## GIVEN INFORMATION
###
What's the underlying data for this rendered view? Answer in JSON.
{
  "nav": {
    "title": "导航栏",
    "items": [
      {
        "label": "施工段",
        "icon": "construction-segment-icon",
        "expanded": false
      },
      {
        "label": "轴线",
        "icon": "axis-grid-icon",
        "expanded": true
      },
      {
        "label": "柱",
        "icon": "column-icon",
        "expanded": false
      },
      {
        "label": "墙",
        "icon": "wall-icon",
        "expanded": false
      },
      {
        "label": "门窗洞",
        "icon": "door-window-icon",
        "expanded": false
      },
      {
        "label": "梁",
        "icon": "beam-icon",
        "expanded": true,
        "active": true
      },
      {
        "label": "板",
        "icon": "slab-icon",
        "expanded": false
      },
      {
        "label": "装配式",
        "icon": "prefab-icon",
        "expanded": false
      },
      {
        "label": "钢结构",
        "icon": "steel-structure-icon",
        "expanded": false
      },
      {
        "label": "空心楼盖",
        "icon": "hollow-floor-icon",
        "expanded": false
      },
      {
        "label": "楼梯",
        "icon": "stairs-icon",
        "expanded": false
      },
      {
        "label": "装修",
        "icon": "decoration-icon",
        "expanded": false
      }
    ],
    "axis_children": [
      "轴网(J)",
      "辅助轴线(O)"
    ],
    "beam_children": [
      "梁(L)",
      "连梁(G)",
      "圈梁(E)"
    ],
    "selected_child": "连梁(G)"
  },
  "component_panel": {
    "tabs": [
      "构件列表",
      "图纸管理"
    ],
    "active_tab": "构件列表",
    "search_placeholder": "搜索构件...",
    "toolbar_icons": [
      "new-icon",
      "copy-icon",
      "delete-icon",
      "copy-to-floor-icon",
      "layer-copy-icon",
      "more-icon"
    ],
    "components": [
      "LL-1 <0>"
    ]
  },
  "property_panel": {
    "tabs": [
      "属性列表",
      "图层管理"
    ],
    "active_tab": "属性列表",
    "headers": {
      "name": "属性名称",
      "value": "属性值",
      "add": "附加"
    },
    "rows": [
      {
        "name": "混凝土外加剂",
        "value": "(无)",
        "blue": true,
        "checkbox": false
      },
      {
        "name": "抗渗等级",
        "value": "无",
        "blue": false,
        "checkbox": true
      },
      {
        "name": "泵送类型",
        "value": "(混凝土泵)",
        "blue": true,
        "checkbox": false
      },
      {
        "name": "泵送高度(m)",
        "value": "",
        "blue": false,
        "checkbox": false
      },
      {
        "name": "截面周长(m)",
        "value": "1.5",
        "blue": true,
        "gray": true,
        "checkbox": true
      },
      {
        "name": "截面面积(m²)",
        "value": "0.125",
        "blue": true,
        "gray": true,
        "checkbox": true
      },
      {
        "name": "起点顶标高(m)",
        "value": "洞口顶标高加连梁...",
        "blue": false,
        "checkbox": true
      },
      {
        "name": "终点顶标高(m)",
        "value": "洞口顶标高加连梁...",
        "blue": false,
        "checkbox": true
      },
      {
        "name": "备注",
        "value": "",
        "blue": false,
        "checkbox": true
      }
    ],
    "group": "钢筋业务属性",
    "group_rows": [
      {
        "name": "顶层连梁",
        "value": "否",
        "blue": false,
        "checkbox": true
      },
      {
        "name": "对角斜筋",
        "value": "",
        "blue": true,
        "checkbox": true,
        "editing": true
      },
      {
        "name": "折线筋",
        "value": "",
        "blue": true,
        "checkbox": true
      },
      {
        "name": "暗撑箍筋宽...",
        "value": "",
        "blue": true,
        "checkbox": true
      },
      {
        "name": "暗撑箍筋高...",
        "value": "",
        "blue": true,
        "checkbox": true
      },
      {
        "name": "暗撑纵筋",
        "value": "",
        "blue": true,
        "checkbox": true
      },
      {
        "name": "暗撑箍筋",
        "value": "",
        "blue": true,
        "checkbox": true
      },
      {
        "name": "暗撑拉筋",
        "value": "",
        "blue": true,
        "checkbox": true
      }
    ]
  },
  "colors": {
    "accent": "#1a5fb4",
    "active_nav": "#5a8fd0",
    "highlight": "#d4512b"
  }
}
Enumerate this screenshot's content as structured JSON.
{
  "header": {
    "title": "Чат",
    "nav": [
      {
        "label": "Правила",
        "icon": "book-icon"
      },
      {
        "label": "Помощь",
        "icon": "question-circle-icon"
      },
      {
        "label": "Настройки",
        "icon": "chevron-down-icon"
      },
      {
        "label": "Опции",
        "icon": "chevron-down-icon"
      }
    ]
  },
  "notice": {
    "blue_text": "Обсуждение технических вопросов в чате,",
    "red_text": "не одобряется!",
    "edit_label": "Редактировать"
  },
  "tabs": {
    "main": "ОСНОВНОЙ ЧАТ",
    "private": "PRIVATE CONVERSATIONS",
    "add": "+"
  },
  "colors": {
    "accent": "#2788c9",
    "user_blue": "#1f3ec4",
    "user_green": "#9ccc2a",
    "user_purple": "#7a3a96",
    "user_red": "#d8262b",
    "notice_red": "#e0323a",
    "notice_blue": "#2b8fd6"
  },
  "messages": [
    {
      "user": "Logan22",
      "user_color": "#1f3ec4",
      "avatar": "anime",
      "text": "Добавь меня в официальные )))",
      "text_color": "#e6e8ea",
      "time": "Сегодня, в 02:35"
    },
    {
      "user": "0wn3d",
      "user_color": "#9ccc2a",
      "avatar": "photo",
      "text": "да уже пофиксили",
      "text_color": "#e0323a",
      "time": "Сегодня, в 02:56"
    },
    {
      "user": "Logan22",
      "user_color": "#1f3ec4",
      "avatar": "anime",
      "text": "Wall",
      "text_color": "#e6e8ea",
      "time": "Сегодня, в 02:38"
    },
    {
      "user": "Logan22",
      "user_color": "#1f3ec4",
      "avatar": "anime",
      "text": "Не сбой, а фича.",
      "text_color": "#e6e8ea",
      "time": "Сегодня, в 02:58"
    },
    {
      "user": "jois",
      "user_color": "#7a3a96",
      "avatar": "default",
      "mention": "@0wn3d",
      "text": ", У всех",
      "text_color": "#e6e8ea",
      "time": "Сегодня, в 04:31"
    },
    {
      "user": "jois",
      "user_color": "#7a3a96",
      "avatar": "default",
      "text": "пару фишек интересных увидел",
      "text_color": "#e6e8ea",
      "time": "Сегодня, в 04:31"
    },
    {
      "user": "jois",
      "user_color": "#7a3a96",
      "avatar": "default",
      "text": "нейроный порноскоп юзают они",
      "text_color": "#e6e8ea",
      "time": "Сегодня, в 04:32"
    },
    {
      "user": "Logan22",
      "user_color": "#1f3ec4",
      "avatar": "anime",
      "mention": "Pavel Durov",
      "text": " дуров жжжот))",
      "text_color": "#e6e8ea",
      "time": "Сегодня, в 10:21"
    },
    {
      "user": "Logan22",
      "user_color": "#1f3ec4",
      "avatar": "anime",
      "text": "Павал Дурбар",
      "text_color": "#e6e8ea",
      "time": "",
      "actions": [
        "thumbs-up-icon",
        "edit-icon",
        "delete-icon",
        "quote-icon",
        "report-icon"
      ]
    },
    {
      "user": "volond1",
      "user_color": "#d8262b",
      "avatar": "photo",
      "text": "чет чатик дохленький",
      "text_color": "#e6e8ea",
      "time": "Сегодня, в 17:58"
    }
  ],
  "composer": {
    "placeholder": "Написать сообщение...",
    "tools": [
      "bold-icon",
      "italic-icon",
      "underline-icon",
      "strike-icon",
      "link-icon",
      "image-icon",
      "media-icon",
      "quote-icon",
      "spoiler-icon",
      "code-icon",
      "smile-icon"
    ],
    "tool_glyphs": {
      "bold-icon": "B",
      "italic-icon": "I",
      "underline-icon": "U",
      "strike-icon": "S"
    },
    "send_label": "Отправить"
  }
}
###
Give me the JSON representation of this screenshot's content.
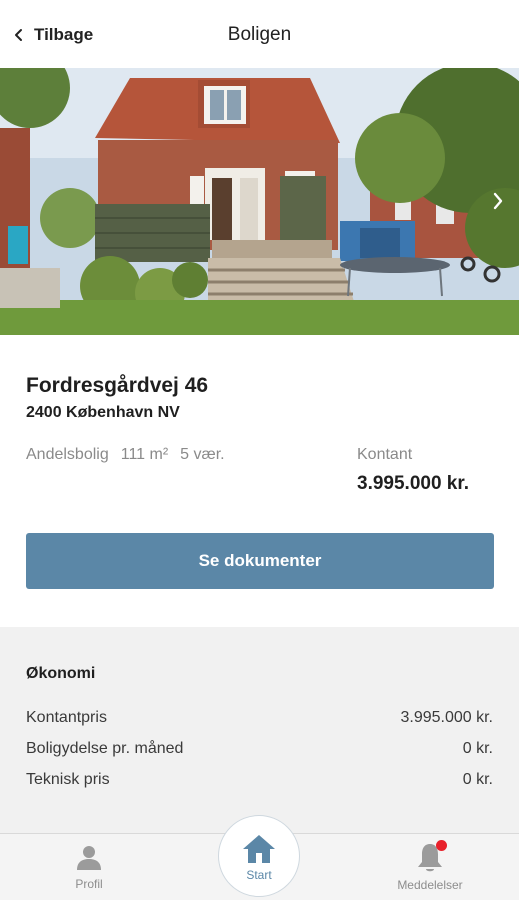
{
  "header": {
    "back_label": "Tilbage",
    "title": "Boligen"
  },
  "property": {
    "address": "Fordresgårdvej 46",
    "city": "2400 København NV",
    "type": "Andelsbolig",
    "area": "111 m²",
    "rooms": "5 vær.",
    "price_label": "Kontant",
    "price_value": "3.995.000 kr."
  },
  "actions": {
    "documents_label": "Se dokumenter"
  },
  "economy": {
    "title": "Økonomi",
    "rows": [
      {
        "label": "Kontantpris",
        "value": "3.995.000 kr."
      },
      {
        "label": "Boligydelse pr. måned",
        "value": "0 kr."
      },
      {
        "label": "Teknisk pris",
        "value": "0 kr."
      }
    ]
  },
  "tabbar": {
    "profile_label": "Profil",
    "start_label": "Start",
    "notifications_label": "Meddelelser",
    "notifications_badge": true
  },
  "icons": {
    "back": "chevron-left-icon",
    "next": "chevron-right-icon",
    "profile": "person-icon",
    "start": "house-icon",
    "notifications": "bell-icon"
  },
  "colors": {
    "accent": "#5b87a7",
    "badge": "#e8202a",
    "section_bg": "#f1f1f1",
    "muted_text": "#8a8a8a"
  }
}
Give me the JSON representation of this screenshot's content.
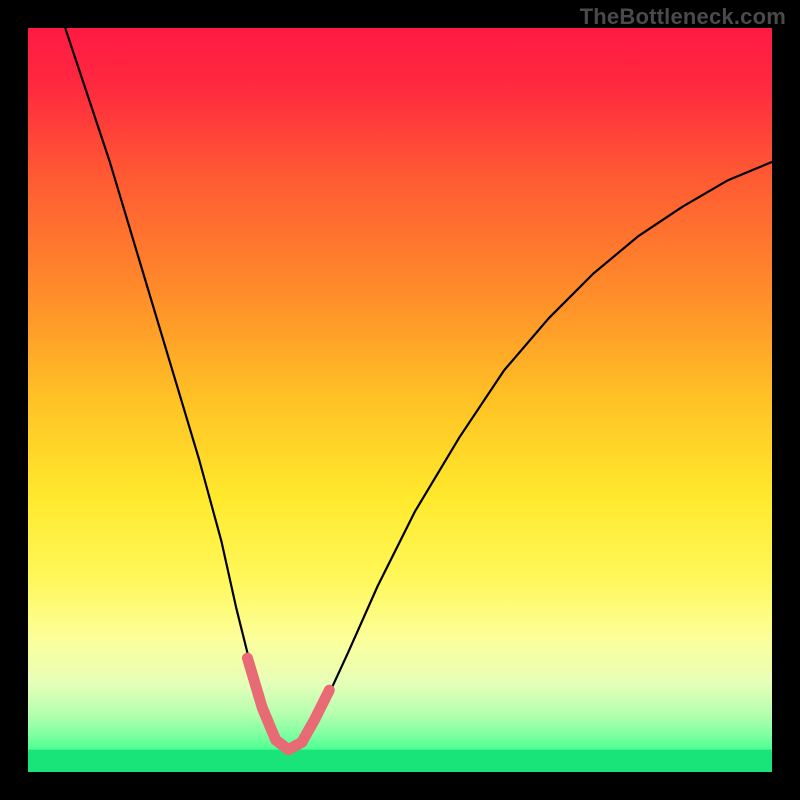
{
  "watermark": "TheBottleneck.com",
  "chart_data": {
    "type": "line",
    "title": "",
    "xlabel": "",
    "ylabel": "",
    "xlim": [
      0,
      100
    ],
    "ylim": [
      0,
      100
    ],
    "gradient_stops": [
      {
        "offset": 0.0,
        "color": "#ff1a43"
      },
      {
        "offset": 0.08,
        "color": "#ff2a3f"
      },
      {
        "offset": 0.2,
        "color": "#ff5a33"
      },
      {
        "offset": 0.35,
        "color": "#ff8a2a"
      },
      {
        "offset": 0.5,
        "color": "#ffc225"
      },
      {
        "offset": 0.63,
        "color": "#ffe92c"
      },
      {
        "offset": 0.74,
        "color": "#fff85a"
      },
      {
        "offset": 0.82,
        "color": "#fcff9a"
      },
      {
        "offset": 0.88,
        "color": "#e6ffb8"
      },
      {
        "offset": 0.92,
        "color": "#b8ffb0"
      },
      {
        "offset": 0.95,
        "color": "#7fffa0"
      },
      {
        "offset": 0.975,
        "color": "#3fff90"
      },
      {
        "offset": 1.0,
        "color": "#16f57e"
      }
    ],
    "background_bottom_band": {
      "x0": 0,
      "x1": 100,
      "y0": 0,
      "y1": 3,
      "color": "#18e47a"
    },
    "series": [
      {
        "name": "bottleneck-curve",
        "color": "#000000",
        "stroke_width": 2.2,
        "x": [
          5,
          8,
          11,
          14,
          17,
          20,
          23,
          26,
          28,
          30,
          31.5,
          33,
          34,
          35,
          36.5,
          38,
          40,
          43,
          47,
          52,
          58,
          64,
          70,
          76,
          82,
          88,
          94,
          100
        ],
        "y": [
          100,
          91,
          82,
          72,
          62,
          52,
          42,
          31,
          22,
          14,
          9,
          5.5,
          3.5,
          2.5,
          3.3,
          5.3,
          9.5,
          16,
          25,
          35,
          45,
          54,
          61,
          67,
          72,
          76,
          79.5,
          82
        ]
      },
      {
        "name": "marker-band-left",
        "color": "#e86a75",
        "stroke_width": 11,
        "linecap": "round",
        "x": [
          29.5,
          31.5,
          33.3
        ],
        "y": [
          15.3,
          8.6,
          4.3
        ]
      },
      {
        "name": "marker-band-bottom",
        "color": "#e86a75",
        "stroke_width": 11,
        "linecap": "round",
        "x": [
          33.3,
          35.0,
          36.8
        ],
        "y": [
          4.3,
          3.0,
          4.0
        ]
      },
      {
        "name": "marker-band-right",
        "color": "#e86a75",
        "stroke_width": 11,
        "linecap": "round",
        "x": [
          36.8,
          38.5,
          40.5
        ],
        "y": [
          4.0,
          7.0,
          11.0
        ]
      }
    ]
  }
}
###
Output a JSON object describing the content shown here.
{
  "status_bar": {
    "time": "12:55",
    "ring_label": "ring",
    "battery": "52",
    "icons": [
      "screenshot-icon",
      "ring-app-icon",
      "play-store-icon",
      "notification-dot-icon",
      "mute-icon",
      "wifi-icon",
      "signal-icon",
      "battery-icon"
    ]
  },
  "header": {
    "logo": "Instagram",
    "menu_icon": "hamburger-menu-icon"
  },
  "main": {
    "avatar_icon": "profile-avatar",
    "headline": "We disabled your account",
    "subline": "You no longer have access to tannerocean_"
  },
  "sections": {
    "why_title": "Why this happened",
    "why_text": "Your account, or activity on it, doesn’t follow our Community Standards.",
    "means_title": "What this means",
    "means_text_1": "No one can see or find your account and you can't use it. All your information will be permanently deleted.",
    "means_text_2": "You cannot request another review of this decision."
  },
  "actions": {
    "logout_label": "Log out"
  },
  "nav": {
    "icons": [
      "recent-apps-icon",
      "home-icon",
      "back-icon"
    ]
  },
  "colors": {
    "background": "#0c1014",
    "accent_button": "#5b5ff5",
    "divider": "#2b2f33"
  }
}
###
## SHORT PROBLEM
Copy every line above that includes the string "screenshot".

## RESULT
Enumerate this screenshot's content as structured JSON.
Give me the JSON representation of this screenshot's content.
Give me the JSON representation of this screenshot's content.
      "screenshot-icon",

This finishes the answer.